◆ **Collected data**
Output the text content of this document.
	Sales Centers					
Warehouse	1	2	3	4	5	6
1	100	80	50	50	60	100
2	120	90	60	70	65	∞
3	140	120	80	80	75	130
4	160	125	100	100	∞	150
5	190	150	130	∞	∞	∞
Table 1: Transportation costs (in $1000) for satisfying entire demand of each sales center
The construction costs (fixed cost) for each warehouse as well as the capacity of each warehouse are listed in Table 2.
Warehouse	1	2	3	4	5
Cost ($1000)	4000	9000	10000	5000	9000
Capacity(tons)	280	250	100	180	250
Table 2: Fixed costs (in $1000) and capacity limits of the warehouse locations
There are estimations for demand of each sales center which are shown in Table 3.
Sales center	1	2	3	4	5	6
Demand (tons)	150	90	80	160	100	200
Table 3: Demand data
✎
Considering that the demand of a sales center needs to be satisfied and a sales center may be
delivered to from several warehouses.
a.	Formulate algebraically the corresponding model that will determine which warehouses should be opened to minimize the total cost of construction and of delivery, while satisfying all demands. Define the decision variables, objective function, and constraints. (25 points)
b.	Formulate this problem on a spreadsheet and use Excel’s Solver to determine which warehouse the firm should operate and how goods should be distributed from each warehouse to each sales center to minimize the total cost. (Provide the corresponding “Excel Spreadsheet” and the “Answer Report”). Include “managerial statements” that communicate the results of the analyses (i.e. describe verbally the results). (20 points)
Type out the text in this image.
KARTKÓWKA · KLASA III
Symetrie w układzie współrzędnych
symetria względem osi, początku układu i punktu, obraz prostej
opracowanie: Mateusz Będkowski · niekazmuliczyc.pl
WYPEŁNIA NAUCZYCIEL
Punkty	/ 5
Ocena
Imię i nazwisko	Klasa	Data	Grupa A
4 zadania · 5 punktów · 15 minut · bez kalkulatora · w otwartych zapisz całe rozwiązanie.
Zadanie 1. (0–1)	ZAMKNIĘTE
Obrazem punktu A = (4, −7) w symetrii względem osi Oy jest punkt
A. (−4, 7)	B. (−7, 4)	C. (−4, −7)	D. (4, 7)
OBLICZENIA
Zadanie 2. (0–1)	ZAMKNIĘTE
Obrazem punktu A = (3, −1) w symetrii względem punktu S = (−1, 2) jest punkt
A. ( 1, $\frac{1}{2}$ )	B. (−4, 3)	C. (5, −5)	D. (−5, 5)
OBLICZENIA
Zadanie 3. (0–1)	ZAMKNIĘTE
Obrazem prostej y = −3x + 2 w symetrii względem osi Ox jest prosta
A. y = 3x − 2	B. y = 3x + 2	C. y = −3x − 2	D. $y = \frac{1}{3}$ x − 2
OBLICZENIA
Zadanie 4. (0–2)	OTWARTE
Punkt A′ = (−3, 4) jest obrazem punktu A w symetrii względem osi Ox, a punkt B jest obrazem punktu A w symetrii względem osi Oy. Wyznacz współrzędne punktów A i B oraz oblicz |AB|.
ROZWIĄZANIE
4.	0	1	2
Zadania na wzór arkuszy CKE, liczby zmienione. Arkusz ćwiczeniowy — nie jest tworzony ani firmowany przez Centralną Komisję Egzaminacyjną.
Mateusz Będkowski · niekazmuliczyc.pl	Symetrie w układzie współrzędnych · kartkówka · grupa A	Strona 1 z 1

◆ **Written problem**
Give all of the entries again, word for word.

◆ **Answer for this exercise**
Output the text content of this document.
	Sales Centers					
Warehouse	1	2	3	4	5	6
1	100	80	50	50	60	100
2	120	90	60	70	65	∞
3	140	120	80	80	75	130
4	160	125	100	100	∞	150
5	190	150	130	∞	∞	∞
Table 1: Transportation costs (in $1000) for satisfying entire demand of each sales center
The construction costs (fixed cost) for each warehouse as well as the capacity of each warehouse are listed in Table 2.
Warehouse	1	2	3	4	5
Cost ($1000)	4000	9000	10000	5000	9000
Capacity(tons)	280	250	100	180	250
Table 2: Fixed costs (in $1000) and capacity limits of the warehouse locations
There are estimations for demand of each sales center which are shown in Table 3.
Sales center	1	2	3	4	5	6
Demand (tons)	150	90	80	160	100	200
Table 3: Demand data
✎
Considering that the demand of a sales center needs to be satisfied and a sales center may be
delivered to from several warehouses.
a.	Formulate algebraically the corresponding model that will determine which warehouses should be opened to minimize the total cost of construction and of delivery, while satisfying all demands. Define the decision variables, objective function, and constraints. (25 points)
b.	Formulate this problem on a spreadsheet and use Excel’s Solver to determine which warehouse the firm should operate and how goods should be distributed from each warehouse to each sales center to minimize the total cost. (Provide the corresponding “Excel Spreadsheet” and the “Answer Report”). Include “managerial statements” that communicate the results of the analyses (i.e. describe verbally the results). (20 points)
Type out the text in this image.
KARTKÓWKA · KLASA III
Symetrie w układzie współrzędnych
symetria względem osi, początku układu i punktu, obraz prostej
opracowanie: Mateusz Będkowski · niekazmuliczyc.pl
WYPEŁNIA NAUCZYCIEL
Punkty	/ 5
Ocena
Imię i nazwisko	Klasa	Data	Grupa A
4 zadania · 5 punktów · 15 minut · bez kalkulatora · w otwartych zapisz całe rozwiązanie.
Zadanie 1. (0–1)	ZAMKNIĘTE
Obrazem punktu A = (4, −7) w symetrii względem osi Oy jest punkt
A. (−4, 7)	B. (−7, 4)	C. (−4, −7)	D. (4, 7)
OBLICZENIA
Zadanie 2. (0–1)	ZAMKNIĘTE
Obrazem punktu A = (3, −1) w symetrii względem punktu S = (−1, 2) jest punkt
A. ( 1, $\frac{1}{2}$ )	B. (−4, 3)	C. (5, −5)	D. (−5, 5)
OBLICZENIA
Zadanie 3. (0–1)	ZAMKNIĘTE
Obrazem prostej y = −3x + 2 w symetrii względem osi Ox jest prosta
A. y = 3x − 2	B. y = 3x + 2	C. y = −3x − 2	D. $y = \frac{1}{3}$ x − 2
OBLICZENIA
Zadanie 4. (0–2)	OTWARTE
Punkt A′ = (−3, 4) jest obrazem punktu A w symetrii względem osi Ox, a punkt B jest obrazem punktu A w symetrii względem osi Oy. Wyznacz współrzędne punktów A i B oraz oblicz |AB|.
ROZWIĄZANIE
4.	0	1	2
Zadania na wzór arkuszy CKE, liczby zmienione. Arkusz ćwiczeniowy — nie jest tworzony ani firmowany przez Centralną Komisję Egzaminacyjną.
Mateusz Będkowski · niekazmuliczyc.pl	Symetrie w układzie współrzędnych · kartkówka · grupa A	Strona 1 z 1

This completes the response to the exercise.